- **Article**:
┌──

I had my interview last Thursday. I think it went very well, my interview ran over 30 minutes. It wasn't the interview I was expecting. They really read my application which was nice, because they referred back to it more then once. So make sure you have a clear vision of who you are as an artist. Overall I really enjoyed my interview, and if all the professors are like them, than Columbia will be a great school to go too. 

Good luck everyone, hope we will be together in the fall!


----------



## C. Anna Belly (Mar 18, 2014)

Hey guys!!

So... After forcing myself to face the fact that columbia had rejected me, what do I find? An email to schedule an interview with Eric Mendelsohn and Dan Kelinman, on march 22nd!!!
I am completely caught off guard and excited... Screenwriting/applicant here, so has anyone got any tips, or has interviewed with eric & dan?
Thanks, good luck to all!!


----------



## GMF (Mar 19, 2014)

C. Anna Belly said:


> Hey guys!!
> 
> So... After forcing myself to face the fact that columbia had rejected me, what do I find? An email to schedule an interview with Eric Mendelsohn and Dan Kelinman, on march 22nd!!!
> I am completely caught off guard and excited... Screenwriting/applicant here, so has anyone got any tips, or has interviewed with eric & dan?
> Thanks, good luck to all!!


 
Best of luck Anna. I interviewed with Eric and Dan about two weeks ago via skype. They're both very nice and friendly. The only tip I would say is that they'll be asking you questions specific about your background and portfolio, so be prepared to answer them and try to have a clear answer of what type of things you want to write.


----------



## cadencotard (Mar 19, 2014)

autumn7 said:


> wow, 45 minutes! must have gone well - that seems like a long time. may i ask who you interviewed with?



Hey.

I interviewed with Dan and Eric. I'm not sure how long it went because I pretty much lost track of time as soon as I entered the building, but I know it lasted for at least 30 minutes. I have no idea whether I'll get in or not. I think it went well but having lived in the city for several years I know how well interviews can go without hearing from the interviewers ever again. Everything seemed to go in the right direction, but again you never know. Either way it was an interesting experience. Garette seemed like a really nice guy, too.

Fightclub And was that a good or a bad thing?


----------



## C. Anna Belly (Mar 22, 2014)

GMF said:


> Best of luck Anna. I interviewed with Eric and Dan about two weeks ago via skype. They're both very nice and friendly. The only tip I would say is that they'll be asking you questions specific about your background and portfolio, so be prepared to answer them and try to have a clear answer of what type of things you want to write.


 

Thank you!! Interview is today i'm so nervous ;-)

└──

- **Listed entries**:
┌──

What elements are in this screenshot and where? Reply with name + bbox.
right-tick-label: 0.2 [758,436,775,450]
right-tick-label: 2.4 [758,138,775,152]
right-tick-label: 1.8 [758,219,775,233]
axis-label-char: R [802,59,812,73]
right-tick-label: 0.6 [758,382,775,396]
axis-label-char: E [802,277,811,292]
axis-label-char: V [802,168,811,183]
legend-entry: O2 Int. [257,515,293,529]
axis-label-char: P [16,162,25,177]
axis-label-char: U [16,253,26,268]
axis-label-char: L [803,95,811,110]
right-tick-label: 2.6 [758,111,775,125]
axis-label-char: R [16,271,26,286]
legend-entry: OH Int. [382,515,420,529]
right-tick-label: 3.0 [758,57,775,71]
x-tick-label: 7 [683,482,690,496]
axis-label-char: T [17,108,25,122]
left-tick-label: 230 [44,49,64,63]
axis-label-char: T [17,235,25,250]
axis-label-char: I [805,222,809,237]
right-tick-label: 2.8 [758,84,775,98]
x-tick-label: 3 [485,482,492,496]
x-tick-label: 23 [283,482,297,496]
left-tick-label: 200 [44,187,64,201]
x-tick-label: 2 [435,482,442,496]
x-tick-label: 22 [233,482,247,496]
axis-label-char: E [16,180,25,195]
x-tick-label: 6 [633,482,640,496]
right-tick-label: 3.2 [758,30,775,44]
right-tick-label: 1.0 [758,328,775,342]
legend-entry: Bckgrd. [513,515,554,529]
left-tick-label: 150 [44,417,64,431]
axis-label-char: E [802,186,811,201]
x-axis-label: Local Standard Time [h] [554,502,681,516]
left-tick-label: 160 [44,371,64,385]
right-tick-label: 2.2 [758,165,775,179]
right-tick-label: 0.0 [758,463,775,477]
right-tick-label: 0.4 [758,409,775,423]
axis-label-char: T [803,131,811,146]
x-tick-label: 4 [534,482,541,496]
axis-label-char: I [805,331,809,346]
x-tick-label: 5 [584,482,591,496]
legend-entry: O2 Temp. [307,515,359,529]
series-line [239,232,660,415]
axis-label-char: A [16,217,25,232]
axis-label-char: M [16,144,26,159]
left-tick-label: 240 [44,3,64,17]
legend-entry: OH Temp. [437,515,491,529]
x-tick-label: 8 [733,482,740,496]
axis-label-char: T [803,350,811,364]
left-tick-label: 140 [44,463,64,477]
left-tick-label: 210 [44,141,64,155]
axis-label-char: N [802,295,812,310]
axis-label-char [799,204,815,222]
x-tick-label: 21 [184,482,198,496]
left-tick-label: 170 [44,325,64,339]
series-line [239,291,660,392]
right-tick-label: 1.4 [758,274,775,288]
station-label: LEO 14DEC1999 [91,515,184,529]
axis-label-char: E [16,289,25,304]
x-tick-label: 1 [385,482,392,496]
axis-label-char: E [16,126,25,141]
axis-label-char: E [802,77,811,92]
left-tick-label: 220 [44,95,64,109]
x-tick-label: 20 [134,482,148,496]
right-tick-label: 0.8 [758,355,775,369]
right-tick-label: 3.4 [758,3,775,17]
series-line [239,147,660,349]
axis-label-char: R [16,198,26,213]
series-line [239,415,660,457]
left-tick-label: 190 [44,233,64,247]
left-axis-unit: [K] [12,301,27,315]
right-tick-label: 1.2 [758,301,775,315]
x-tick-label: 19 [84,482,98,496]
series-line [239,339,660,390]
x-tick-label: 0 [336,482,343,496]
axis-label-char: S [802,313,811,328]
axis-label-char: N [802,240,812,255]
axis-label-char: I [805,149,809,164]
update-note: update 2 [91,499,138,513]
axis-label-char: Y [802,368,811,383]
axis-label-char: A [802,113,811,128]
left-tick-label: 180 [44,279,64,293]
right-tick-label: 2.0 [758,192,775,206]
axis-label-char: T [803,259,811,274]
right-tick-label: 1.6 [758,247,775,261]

└──

- **Given exercise 1**:
Say whether each statement agrees with the thread, answering yes or no and quoting the words that settle it: (a) GMF interviewed with Eric and Dan in person. (b) cadencotard's interview lasted at least 30 minutes. (c) C. Anna Belly's interview was set for March 22nd.
- **Given exercise 2**:
List each username that appears in a post heading in the thread, naming each one only once.
You won't need the listing for this.

- **Correct response 1**:
(a) No: "I interviewed with Eric and Dan about two weeks ago via skype."
(b) Yes: "I know it lasted for at least 30 minutes."
(c) Yes: "An email to schedule an interview with Eric Mendelsohn and Dan Kelinman, on march 22nd!!!"

- **Correct response 2**:
C. Anna Belly, GMF, cadencotard